#### Goal
Of all the lines in these entries, how many contain the string "Ausgleichsspur"? Give only that count.

_ _ _ _ _

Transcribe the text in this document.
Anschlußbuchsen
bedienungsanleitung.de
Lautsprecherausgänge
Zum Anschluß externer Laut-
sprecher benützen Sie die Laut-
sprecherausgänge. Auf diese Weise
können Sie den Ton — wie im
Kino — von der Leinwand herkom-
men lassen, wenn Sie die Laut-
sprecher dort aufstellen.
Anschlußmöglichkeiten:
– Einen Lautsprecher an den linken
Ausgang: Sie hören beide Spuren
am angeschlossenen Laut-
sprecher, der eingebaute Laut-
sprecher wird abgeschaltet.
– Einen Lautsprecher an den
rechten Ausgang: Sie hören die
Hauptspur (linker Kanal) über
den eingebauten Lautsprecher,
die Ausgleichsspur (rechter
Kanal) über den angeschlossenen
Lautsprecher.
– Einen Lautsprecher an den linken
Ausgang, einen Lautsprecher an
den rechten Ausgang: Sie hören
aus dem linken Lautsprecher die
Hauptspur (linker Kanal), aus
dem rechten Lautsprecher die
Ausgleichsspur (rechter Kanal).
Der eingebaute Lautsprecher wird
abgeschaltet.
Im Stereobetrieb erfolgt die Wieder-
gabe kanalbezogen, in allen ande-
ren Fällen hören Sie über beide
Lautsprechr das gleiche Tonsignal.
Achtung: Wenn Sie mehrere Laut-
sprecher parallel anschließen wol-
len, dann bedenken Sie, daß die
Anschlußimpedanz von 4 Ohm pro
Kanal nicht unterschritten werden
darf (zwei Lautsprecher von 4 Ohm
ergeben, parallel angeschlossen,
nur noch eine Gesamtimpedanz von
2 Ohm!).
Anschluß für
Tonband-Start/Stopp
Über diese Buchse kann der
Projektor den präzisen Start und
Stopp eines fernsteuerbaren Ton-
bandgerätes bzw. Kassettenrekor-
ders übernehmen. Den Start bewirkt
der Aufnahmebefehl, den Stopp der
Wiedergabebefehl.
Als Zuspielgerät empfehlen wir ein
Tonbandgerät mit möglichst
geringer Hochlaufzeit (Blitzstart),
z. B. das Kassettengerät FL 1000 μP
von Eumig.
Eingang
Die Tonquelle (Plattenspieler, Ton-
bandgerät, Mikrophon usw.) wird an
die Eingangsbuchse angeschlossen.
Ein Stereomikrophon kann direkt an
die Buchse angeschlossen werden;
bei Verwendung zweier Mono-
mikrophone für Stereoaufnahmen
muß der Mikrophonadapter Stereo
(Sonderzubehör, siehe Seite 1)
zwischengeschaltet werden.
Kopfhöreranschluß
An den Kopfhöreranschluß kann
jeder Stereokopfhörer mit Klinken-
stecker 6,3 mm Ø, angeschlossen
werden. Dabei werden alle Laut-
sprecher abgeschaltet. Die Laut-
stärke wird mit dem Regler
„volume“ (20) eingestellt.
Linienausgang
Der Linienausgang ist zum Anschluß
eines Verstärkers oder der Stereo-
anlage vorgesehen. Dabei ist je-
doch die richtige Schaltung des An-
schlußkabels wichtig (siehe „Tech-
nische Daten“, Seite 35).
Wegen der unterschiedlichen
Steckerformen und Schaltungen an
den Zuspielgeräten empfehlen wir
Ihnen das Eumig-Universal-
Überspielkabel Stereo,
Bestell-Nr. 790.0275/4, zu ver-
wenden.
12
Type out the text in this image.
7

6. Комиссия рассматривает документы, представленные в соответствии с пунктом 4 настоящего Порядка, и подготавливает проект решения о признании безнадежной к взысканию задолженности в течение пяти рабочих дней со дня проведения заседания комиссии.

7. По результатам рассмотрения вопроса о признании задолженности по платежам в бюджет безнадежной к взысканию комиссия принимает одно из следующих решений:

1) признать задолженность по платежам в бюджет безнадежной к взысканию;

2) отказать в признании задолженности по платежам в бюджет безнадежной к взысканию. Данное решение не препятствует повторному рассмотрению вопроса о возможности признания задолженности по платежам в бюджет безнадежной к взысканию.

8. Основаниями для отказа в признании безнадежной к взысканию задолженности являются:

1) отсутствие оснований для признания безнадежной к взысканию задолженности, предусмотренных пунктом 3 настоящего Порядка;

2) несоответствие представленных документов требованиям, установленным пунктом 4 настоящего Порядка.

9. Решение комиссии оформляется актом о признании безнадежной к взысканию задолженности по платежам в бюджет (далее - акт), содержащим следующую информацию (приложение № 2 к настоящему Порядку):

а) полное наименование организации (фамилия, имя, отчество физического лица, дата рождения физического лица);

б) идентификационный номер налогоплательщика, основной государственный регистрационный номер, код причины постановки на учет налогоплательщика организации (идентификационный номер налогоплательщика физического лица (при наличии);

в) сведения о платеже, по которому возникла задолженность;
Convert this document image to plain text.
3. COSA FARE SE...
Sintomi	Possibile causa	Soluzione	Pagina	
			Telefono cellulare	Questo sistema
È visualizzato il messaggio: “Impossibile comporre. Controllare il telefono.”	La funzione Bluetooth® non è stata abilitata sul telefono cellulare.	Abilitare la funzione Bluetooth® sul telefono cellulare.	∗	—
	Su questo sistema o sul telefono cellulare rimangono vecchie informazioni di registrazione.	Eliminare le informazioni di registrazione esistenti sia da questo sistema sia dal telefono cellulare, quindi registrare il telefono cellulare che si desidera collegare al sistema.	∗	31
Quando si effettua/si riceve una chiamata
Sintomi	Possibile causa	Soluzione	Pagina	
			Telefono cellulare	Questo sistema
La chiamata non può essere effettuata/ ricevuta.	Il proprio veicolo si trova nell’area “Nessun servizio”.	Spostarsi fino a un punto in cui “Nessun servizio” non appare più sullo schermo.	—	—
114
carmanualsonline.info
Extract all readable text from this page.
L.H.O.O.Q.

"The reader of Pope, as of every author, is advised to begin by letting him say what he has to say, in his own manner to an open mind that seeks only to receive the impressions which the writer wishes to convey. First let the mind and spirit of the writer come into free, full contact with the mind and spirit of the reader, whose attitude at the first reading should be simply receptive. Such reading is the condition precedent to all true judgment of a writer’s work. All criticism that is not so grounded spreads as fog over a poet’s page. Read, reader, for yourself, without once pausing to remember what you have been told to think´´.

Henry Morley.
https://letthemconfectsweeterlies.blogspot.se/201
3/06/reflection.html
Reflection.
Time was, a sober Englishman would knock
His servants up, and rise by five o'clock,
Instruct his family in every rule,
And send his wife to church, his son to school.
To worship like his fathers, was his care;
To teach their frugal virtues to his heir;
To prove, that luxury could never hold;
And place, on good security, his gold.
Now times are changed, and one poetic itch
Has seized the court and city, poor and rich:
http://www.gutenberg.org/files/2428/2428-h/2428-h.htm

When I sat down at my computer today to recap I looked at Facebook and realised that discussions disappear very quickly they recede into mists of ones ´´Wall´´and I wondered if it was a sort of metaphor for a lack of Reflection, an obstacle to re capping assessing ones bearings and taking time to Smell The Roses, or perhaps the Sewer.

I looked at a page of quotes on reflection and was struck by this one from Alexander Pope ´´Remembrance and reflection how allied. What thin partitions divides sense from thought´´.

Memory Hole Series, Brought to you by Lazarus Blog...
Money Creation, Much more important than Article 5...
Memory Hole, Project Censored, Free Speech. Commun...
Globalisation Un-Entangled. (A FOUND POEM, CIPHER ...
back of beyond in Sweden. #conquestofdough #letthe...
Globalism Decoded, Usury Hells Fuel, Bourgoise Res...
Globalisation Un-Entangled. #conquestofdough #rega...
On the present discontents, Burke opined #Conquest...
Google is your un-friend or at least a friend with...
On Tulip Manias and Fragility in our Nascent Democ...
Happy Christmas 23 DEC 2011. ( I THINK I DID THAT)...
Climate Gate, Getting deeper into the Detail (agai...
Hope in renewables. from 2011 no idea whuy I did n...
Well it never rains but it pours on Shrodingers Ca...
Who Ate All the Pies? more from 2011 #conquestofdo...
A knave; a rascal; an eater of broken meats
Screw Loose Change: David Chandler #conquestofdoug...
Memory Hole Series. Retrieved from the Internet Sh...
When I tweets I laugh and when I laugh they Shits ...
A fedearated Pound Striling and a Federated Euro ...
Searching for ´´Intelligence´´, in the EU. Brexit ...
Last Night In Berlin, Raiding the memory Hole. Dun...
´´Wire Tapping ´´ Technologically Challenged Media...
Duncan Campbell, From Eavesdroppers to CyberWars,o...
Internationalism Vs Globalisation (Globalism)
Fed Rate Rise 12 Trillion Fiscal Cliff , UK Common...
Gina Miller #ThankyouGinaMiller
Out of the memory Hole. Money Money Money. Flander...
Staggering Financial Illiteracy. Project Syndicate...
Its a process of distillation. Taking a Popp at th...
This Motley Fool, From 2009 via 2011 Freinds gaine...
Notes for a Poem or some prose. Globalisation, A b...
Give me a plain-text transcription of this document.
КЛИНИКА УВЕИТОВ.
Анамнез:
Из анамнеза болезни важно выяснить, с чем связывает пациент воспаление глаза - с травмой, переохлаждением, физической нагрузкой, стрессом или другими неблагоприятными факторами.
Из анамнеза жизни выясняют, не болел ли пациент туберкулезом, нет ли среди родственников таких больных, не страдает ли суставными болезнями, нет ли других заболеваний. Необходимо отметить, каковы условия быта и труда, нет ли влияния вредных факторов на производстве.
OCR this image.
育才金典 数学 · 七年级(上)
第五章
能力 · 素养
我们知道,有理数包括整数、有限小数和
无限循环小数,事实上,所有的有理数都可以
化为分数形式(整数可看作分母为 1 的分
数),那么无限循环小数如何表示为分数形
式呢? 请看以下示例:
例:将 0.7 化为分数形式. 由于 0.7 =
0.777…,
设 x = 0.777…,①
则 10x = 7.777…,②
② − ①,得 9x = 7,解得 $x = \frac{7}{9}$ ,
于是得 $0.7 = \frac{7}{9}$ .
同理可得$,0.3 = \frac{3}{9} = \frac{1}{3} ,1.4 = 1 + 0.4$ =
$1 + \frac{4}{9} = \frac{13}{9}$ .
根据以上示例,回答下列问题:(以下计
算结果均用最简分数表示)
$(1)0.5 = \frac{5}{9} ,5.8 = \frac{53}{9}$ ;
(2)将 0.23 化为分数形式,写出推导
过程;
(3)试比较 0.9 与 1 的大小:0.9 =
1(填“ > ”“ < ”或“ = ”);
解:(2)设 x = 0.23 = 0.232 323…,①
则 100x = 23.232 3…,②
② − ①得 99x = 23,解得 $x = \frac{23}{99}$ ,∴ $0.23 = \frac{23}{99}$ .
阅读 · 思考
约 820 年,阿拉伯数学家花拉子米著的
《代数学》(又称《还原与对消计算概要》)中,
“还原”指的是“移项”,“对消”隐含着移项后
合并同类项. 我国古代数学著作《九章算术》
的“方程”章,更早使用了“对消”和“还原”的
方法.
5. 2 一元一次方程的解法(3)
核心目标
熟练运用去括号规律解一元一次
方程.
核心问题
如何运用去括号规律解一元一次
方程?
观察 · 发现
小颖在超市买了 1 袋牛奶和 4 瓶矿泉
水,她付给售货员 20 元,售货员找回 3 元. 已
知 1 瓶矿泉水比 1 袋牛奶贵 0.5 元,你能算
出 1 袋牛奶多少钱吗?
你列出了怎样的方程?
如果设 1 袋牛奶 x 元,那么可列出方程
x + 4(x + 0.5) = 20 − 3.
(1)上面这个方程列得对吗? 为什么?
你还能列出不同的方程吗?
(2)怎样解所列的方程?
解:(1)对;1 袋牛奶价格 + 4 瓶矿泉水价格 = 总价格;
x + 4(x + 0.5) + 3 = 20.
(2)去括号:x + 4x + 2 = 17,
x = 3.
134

_ _ _ _ _

#### Final answer
2